Given problem: State the number of lines that include the string "rusui", and write nothing else.

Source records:
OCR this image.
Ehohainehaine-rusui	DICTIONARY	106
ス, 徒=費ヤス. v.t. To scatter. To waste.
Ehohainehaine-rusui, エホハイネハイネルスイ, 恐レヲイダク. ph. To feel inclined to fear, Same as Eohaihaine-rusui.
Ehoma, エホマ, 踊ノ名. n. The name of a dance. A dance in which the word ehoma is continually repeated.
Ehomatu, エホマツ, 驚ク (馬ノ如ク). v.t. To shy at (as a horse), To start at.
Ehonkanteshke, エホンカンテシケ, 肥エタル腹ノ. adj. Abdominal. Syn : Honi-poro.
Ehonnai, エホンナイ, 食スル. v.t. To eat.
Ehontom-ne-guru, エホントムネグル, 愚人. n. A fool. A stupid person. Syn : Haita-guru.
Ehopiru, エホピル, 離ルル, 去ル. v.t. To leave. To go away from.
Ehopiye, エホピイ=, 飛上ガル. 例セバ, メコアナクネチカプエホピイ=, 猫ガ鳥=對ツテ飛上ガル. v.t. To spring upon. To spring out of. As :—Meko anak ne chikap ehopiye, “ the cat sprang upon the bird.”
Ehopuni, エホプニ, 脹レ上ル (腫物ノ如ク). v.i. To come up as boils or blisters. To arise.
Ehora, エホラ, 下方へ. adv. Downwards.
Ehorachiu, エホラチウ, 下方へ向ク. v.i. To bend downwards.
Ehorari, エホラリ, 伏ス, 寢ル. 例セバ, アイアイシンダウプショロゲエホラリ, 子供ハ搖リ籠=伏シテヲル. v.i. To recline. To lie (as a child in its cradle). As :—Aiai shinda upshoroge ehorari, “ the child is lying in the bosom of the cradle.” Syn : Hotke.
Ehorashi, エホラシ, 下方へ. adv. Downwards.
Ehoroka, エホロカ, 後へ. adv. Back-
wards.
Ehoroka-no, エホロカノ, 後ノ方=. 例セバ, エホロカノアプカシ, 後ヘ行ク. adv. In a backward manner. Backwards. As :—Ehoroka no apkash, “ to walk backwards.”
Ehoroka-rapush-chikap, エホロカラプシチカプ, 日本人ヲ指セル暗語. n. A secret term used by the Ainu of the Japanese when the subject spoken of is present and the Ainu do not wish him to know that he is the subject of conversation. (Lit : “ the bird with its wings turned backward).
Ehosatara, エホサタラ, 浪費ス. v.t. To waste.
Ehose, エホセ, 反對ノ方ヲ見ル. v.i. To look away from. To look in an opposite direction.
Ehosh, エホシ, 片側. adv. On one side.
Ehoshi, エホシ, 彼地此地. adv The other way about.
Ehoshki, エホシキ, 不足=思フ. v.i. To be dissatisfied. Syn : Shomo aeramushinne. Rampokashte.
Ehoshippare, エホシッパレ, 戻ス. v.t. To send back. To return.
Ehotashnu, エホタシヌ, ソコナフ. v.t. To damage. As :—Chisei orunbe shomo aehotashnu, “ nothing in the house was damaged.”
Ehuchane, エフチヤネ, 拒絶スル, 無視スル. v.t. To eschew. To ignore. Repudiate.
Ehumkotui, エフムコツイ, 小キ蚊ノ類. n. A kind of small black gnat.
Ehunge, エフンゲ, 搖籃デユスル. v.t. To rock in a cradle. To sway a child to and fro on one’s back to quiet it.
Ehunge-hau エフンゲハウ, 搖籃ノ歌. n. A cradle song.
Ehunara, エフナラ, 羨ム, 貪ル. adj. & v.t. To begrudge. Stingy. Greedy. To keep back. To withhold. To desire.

Solution for this exercise: 2